> [WRITTEN PROBLEM]
Copy the data exactly as it appears, and do not include any pictures.

> [RECORDED DATA]
#####
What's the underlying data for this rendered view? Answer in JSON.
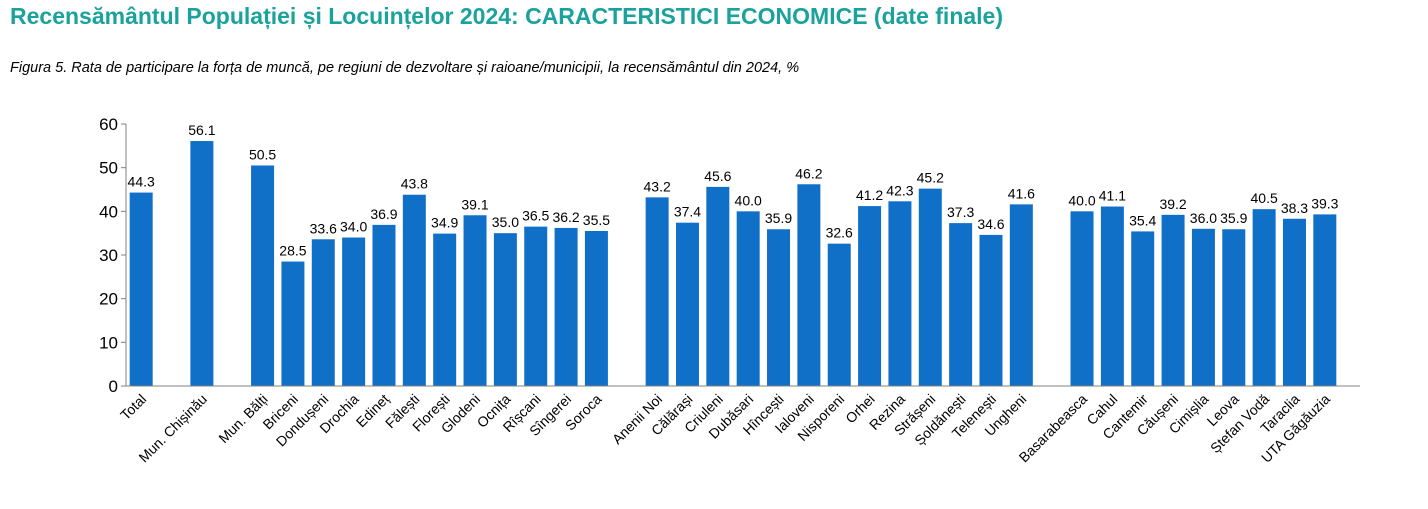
{
  "header": {
    "title": "Recensământul Populației și Locuințelor 2024: CARACTERISTICI ECONOMICE (date finale)",
    "caption": "Figura 5. Rata de participare la forța de muncă, pe regiuni de dezvoltare și raioane/municipii, la recensământul din 2024, %"
  },
  "colors": {
    "bar": "#1070C8",
    "title": "#1aa29c",
    "axis": "#808080"
  },
  "chart_data": {
    "type": "bar",
    "title": "Figura 5. Rata de participare la forța de muncă, pe regiuni de dezvoltare și raioane/municipii, la recensământul din 2024, %",
    "xlabel": "",
    "ylabel": "",
    "ylim": [
      0,
      60
    ],
    "yticks": [
      0,
      10,
      20,
      30,
      40,
      50,
      60
    ],
    "grid": false,
    "groups": [
      [
        "Total"
      ],
      [
        "Mun. Chișinău"
      ],
      [
        "Mun. Bălți",
        "Briceni",
        "Dondușeni",
        "Drochia",
        "Edineț",
        "Fălești",
        "Florești",
        "Glodeni",
        "Ocnița",
        "Rîșcani",
        "Sîngerei",
        "Soroca"
      ],
      [
        "Anenii Noi",
        "Călărași",
        "Criuleni",
        "Dubăsari",
        "Hîncești",
        "Ialoveni",
        "Nisporeni",
        "Orhei",
        "Rezina",
        "Strășeni",
        "Șoldănești",
        "Telenești",
        "Ungheni"
      ],
      [
        "Basarabeasca",
        "Cahul",
        "Cantemir",
        "Căușeni",
        "Cimișlia",
        "Leova",
        "Ștefan Vodă",
        "Taraclia",
        "UTA Găgăuzia"
      ]
    ],
    "categories": [
      "Total",
      "Mun. Chișinău",
      "Mun. Bălți",
      "Briceni",
      "Dondușeni",
      "Drochia",
      "Edineț",
      "Fălești",
      "Florești",
      "Glodeni",
      "Ocnița",
      "Rîșcani",
      "Sîngerei",
      "Soroca",
      "Anenii Noi",
      "Călărași",
      "Criuleni",
      "Dubăsari",
      "Hîncești",
      "Ialoveni",
      "Nisporeni",
      "Orhei",
      "Rezina",
      "Strășeni",
      "Șoldănești",
      "Telenești",
      "Ungheni",
      "Basarabeasca",
      "Cahul",
      "Cantemir",
      "Căușeni",
      "Cimișlia",
      "Leova",
      "Ștefan Vodă",
      "Taraclia",
      "UTA Găgăuzia"
    ],
    "values": [
      44.3,
      56.1,
      50.5,
      28.5,
      33.6,
      34.0,
      36.9,
      43.8,
      34.9,
      39.1,
      35.0,
      36.5,
      36.2,
      35.5,
      43.2,
      37.4,
      45.6,
      40.0,
      35.9,
      46.2,
      32.6,
      41.2,
      42.3,
      45.2,
      37.3,
      34.6,
      41.6,
      40.0,
      41.1,
      35.4,
      39.2,
      36.0,
      35.9,
      40.5,
      38.3,
      39.3
    ],
    "value_labels": [
      "44.3",
      "56.1",
      "50.5",
      "28.5",
      "33.6",
      "34.0",
      "36.9",
      "43.8",
      "34.9",
      "39.1",
      "35.0",
      "36.5",
      "36.2",
      "35.5",
      "43.2",
      "37.4",
      "45.6",
      "40.0",
      "35.9",
      "46.2",
      "32.6",
      "41.2",
      "42.3",
      "45.2",
      "37.3",
      "34.6",
      "41.6",
      "40.0",
      "41.1",
      "35.4",
      "39.2",
      "36.0",
      "35.9",
      "40.5",
      "38.3",
      "39.3"
    ]
  }
}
#####
> [SOLUTION TO THIS EXERCISE]
What's the underlying data for this rendered view? Answer in JSON.
{
  "header": {
    "title": "Recensământul Populației și Locuințelor 2024: CARACTERISTICI ECONOMICE (date finale)",
    "caption": "Figura 5. Rata de participare la forța de muncă, pe regiuni de dezvoltare și raioane/municipii, la recensământul din 2024, %"
  },
  "colors": {
    "bar": "#1070C8",
    "title": "#1aa29c",
    "axis": "#808080"
  },
  "chart_data": {
    "type": "bar",
    "title": "Figura 5. Rata de participare la forța de muncă, pe regiuni de dezvoltare și raioane/municipii, la recensământul din 2024, %",
    "xlabel": "",
    "ylabel": "",
    "ylim": [
      0,
      60
    ],
    "yticks": [
      0,
      10,
      20,
      30,
      40,
      50,
      60
    ],
    "grid": false,
    "groups": [
      [
        "Total"
      ],
      [
        "Mun. Chișinău"
      ],
      [
        "Mun. Bălți",
        "Briceni",
        "Dondușeni",
        "Drochia",
        "Edineț",
        "Fălești",
        "Florești",
        "Glodeni",
        "Ocnița",
        "Rîșcani",
        "Sîngerei",
        "Soroca"
      ],
      [
        "Anenii Noi",
        "Călărași",
        "Criuleni",
        "Dubăsari",
        "Hîncești",
        "Ialoveni",
        "Nisporeni",
        "Orhei",
        "Rezina",
        "Strășeni",
        "Șoldănești",
        "Telenești",
        "Ungheni"
      ],
      [
        "Basarabeasca",
        "Cahul",
        "Cantemir",
        "Căușeni",
        "Cimișlia",
        "Leova",
        "Ștefan Vodă",
        "Taraclia",
        "UTA Găgăuzia"
      ]
    ],
    "categories": [
      "Total",
      "Mun. Chișinău",
      "Mun. Bălți",
      "Briceni",
      "Dondușeni",
      "Drochia",
      "Edineț",
      "Fălești",
      "Florești",
      "Glodeni",
      "Ocnița",
      "Rîșcani",
      "Sîngerei",
      "Soroca",
      "Anenii Noi",
      "Călărași",
      "Criuleni",
      "Dubăsari",
      "Hîncești",
      "Ialoveni",
      "Nisporeni",
      "Orhei",
      "Rezina",
      "Strășeni",
      "Șoldănești",
      "Telenești",
      "Ungheni",
      "Basarabeasca",
      "Cahul",
      "Cantemir",
      "Căușeni",
      "Cimișlia",
      "Leova",
      "Ștefan Vodă",
      "Taraclia",
      "UTA Găgăuzia"
    ],
    "values": [
      44.3,
      56.1,
      50.5,
      28.5,
      33.6,
      34.0,
      36.9,
      43.8,
      34.9,
      39.1,
      35.0,
      36.5,
      36.2,
      35.5,
      43.2,
      37.4,
      45.6,
      40.0,
      35.9,
      46.2,
      32.6,
      41.2,
      42.3,
      45.2,
      37.3,
      34.6,
      41.6,
      40.0,
      41.1,
      35.4,
      39.2,
      36.0,
      35.9,
      40.5,
      38.3,
      39.3
    ],
    "value_labels": [
      "44.3",
      "56.1",
      "50.5",
      "28.5",
      "33.6",
      "34.0",
      "36.9",
      "43.8",
      "34.9",
      "39.1",
      "35.0",
      "36.5",
      "36.2",
      "35.5",
      "43.2",
      "37.4",
      "45.6",
      "40.0",
      "35.9",
      "46.2",
      "32.6",
      "41.2",
      "42.3",
      "45.2",
      "37.3",
      "34.6",
      "41.6",
      "40.0",
      "41.1",
      "35.4",
      "39.2",
      "36.0",
      "35.9",
      "40.5",
      "38.3",
      "39.3"
    ]
  }
}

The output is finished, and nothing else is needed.